Task
Will you extract the entries word for word? Images should not appear in the copy.

++++ Records supplied

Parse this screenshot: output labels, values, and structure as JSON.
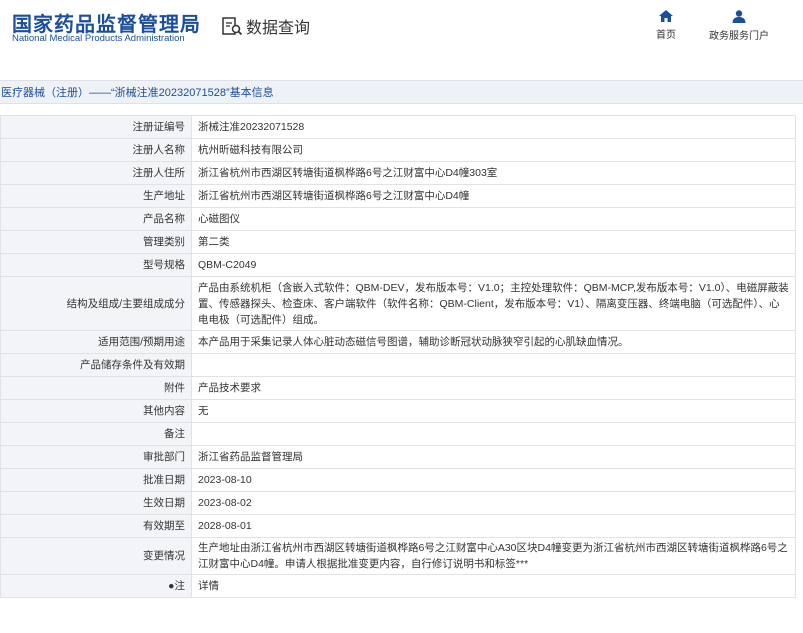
{
  "header": {
    "logo_cn": "国家药品监督管理局",
    "logo_en": "National Medical Products Administration",
    "search_title": "数据查询",
    "nav": [
      {
        "label": "首页",
        "icon": "home-icon"
      },
      {
        "label": "政务服务门户",
        "icon": "user-icon"
      }
    ]
  },
  "title_bar": "医疗器械（注册）——“浙械注准20232071528”基本信息",
  "rows": [
    {
      "key": "注册证编号",
      "value": "浙械注准20232071528"
    },
    {
      "key": "注册人名称",
      "value": "杭州昕磁科技有限公司"
    },
    {
      "key": "注册人住所",
      "value": "浙江省杭州市西湖区转塘街道枫桦路6号之江财富中心D4幢303室"
    },
    {
      "key": "生产地址",
      "value": "浙江省杭州市西湖区转塘街道枫桦路6号之江财富中心D4幢"
    },
    {
      "key": "产品名称",
      "value": "心磁图仪"
    },
    {
      "key": "管理类别",
      "value": "第二类"
    },
    {
      "key": "型号规格",
      "value": "QBM-C2049"
    },
    {
      "key": "结构及组成/主要组成成分",
      "value": "产品由系统机柜（含嵌入式软件：QBM-DEV，发布版本号：V1.0；主控处理软件：QBM-MCP,发布版本号：V1.0）、电磁屏蔽装置、传感器探头、检查床、客户端软件（软件名称：QBM-Client，发布版本号：V1）、隔离变压器、终端电脑（可选配件）、心电电极（可选配件）组成。"
    },
    {
      "key": "适用范围/预期用途",
      "value": "本产品用于采集记录人体心脏动态磁信号图谱，辅助诊断冠状动脉狭窄引起的心肌缺血情况。"
    },
    {
      "key": "产品储存条件及有效期",
      "value": ""
    },
    {
      "key": "附件",
      "value": "产品技术要求"
    },
    {
      "key": "其他内容",
      "value": "无"
    },
    {
      "key": "备注",
      "value": ""
    },
    {
      "key": "审批部门",
      "value": "浙江省药品监督管理局"
    },
    {
      "key": "批准日期",
      "value": "2023-08-10"
    },
    {
      "key": "生效日期",
      "value": "2023-08-02"
    },
    {
      "key": "有效期至",
      "value": "2028-08-01"
    },
    {
      "key": "变更情况",
      "value": "生产地址由浙江省杭州市西湖区转塘街道枫桦路6号之江财富中心A30区块D4幢变更为浙江省杭州市西湖区转塘街道枫桦路6号之江财富中心D4幢。申请人根据批准变更内容，自行修订说明书和标签***"
    },
    {
      "key": "●注",
      "value": "详情"
    }
  ]
}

++++++++

The response
Parse this screenshot: output labels, values, and structure as JSON.
{
  "header": {
    "logo_cn": "国家药品监督管理局",
    "logo_en": "National Medical Products Administration",
    "search_title": "数据查询",
    "nav": [
      {
        "label": "首页",
        "icon": "home-icon"
      },
      {
        "label": "政务服务门户",
        "icon": "user-icon"
      }
    ]
  },
  "title_bar": "医疗器械（注册）——“浙械注准20232071528”基本信息",
  "rows": [
    {
      "key": "注册证编号",
      "value": "浙械注准20232071528"
    },
    {
      "key": "注册人名称",
      "value": "杭州昕磁科技有限公司"
    },
    {
      "key": "注册人住所",
      "value": "浙江省杭州市西湖区转塘街道枫桦路6号之江财富中心D4幢303室"
    },
    {
      "key": "生产地址",
      "value": "浙江省杭州市西湖区转塘街道枫桦路6号之江财富中心D4幢"
    },
    {
      "key": "产品名称",
      "value": "心磁图仪"
    },
    {
      "key": "管理类别",
      "value": "第二类"
    },
    {
      "key": "型号规格",
      "value": "QBM-C2049"
    },
    {
      "key": "结构及组成/主要组成成分",
      "value": "产品由系统机柜（含嵌入式软件：QBM-DEV，发布版本号：V1.0；主控处理软件：QBM-MCP,发布版本号：V1.0）、电磁屏蔽装置、传感器探头、检查床、客户端软件（软件名称：QBM-Client，发布版本号：V1）、隔离变压器、终端电脑（可选配件）、心电电极（可选配件）组成。"
    },
    {
      "key": "适用范围/预期用途",
      "value": "本产品用于采集记录人体心脏动态磁信号图谱，辅助诊断冠状动脉狭窄引起的心肌缺血情况。"
    },
    {
      "key": "产品储存条件及有效期",
      "value": ""
    },
    {
      "key": "附件",
      "value": "产品技术要求"
    },
    {
      "key": "其他内容",
      "value": "无"
    },
    {
      "key": "备注",
      "value": ""
    },
    {
      "key": "审批部门",
      "value": "浙江省药品监督管理局"
    },
    {
      "key": "批准日期",
      "value": "2023-08-10"
    },
    {
      "key": "生效日期",
      "value": "2023-08-02"
    },
    {
      "key": "有效期至",
      "value": "2028-08-01"
    },
    {
      "key": "变更情况",
      "value": "生产地址由浙江省杭州市西湖区转塘街道枫桦路6号之江财富中心A30区块D4幢变更为浙江省杭州市西湖区转塘街道枫桦路6号之江财富中心D4幢。申请人根据批准变更内容，自行修订说明书和标签***"
    },
    {
      "key": "●注",
      "value": "详情"
    }
  ]
}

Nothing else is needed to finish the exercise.